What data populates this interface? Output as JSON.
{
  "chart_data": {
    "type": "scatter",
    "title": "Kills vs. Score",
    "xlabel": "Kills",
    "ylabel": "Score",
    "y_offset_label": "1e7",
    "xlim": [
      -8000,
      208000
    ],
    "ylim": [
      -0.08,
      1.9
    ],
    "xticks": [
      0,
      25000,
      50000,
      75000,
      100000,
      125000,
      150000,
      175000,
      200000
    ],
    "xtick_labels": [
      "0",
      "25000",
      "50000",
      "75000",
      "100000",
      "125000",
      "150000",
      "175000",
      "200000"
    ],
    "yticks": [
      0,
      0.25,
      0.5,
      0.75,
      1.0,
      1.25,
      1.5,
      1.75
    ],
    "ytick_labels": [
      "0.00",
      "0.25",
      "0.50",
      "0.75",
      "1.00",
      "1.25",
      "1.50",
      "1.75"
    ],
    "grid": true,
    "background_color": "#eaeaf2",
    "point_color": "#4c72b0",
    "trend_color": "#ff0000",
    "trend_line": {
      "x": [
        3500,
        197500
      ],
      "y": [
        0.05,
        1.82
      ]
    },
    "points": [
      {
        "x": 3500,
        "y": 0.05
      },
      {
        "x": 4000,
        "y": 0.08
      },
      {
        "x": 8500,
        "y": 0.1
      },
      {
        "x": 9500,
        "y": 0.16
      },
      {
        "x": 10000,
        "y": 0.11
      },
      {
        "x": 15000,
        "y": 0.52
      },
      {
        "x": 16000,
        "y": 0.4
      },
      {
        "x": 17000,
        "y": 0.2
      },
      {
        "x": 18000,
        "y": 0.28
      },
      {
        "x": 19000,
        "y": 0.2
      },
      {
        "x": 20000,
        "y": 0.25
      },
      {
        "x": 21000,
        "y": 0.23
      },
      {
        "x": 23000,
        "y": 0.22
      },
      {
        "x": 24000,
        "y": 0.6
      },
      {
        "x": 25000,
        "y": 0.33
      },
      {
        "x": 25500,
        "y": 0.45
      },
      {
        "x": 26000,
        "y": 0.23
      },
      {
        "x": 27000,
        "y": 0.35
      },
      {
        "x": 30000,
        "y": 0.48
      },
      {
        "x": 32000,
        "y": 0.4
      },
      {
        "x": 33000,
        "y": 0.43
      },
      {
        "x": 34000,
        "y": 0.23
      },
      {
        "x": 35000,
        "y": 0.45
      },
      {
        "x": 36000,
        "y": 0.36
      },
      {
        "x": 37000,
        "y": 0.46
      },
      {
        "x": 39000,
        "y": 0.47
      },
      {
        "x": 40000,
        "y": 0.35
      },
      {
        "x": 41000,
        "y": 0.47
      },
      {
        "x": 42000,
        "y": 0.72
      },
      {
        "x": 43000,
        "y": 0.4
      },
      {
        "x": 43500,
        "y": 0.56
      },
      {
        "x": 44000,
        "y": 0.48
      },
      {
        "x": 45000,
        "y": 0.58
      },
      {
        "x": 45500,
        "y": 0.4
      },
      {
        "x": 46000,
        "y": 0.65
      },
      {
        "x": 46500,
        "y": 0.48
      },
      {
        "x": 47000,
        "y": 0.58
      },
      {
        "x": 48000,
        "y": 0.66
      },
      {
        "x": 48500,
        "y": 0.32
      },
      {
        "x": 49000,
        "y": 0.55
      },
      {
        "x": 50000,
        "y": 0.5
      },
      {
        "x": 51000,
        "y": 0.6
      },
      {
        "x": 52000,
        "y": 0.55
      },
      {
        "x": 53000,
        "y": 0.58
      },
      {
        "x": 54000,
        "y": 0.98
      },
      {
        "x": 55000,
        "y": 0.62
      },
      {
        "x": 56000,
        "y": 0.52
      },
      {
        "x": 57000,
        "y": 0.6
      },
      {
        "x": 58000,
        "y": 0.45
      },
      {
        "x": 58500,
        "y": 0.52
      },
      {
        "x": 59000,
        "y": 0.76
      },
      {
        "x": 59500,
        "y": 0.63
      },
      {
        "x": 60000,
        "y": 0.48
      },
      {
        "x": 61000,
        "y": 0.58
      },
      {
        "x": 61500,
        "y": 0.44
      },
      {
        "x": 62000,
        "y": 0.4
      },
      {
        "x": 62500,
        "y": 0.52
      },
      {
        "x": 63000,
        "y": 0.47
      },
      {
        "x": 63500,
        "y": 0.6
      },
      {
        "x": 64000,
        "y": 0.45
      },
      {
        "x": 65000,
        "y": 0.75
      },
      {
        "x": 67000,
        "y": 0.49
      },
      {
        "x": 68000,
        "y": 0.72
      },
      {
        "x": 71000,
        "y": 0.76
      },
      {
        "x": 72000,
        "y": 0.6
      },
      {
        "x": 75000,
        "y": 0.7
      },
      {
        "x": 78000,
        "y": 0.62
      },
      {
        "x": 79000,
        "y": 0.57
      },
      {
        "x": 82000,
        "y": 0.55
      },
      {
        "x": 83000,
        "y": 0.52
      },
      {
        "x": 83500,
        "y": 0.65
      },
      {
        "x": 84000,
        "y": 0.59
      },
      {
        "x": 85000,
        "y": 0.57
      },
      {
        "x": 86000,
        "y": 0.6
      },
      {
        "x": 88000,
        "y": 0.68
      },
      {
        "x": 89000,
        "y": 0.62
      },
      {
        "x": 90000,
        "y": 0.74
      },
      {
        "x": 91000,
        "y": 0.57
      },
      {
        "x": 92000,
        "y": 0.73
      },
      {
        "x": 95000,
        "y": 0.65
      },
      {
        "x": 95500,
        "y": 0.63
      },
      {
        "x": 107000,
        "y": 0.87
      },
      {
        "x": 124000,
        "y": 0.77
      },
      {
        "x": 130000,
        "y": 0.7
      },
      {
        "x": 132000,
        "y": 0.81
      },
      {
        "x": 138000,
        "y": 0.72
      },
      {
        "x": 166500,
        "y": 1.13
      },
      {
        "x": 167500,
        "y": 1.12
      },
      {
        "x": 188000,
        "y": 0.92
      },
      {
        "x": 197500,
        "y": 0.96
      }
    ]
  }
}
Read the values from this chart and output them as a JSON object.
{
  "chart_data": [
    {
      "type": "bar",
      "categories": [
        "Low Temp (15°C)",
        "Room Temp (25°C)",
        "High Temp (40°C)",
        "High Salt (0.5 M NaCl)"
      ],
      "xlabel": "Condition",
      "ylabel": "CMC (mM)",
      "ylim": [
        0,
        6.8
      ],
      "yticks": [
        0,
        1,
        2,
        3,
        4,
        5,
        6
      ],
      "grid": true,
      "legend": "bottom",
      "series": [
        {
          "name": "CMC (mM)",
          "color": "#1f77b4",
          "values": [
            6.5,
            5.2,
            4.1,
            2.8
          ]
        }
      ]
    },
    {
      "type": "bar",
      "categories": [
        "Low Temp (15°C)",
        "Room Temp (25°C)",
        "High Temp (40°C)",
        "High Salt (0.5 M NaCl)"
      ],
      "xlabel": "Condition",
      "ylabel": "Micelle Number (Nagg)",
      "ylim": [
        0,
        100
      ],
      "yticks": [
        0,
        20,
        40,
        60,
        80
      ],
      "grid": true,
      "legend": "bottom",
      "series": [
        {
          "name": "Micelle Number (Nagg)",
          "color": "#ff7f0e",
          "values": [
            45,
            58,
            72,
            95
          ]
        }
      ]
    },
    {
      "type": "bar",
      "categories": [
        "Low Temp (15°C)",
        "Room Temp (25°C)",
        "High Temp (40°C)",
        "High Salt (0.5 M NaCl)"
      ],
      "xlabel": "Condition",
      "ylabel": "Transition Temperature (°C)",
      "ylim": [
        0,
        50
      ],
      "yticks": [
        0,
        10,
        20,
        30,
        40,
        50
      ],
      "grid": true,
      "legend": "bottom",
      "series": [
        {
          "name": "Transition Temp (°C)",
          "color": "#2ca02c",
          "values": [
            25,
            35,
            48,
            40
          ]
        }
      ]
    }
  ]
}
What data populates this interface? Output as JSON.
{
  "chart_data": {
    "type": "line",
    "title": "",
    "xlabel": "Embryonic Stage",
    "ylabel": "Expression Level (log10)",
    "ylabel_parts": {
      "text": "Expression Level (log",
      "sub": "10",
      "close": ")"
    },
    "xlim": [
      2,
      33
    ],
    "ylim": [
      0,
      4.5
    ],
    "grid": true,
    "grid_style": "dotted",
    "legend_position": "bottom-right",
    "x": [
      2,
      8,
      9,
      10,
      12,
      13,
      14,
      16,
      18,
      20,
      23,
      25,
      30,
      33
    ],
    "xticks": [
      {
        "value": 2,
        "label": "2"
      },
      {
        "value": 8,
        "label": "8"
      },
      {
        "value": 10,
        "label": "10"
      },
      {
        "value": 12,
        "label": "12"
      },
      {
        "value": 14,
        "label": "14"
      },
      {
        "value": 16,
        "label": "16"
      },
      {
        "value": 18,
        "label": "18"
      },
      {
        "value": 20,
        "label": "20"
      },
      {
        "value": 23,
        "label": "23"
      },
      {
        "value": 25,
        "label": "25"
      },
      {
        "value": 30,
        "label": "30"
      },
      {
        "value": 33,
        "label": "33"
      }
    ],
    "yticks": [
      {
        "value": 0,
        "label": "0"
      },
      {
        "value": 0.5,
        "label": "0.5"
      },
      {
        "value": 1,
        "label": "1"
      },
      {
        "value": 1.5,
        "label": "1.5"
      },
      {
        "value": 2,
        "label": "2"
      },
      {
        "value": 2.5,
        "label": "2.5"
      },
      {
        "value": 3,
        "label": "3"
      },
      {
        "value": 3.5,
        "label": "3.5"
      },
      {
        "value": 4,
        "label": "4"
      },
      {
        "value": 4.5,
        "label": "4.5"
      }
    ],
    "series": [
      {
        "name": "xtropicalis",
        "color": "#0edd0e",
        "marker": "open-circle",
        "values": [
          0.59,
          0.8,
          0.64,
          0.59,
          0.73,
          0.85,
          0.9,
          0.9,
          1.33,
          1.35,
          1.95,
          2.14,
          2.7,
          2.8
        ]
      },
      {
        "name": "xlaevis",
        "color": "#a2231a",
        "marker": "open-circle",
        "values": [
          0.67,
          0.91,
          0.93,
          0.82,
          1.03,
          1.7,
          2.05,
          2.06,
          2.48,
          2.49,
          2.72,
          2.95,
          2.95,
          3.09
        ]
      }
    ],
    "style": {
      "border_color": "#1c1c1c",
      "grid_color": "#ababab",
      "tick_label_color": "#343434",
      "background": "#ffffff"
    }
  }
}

#### WHAT TO DO:
Find the string "Level" in the records, then copy each line where it occurs.

#### TASK RESPONSE:
    "ylabel": "Expression Level (log10)",
      "text": "Expression Level (log",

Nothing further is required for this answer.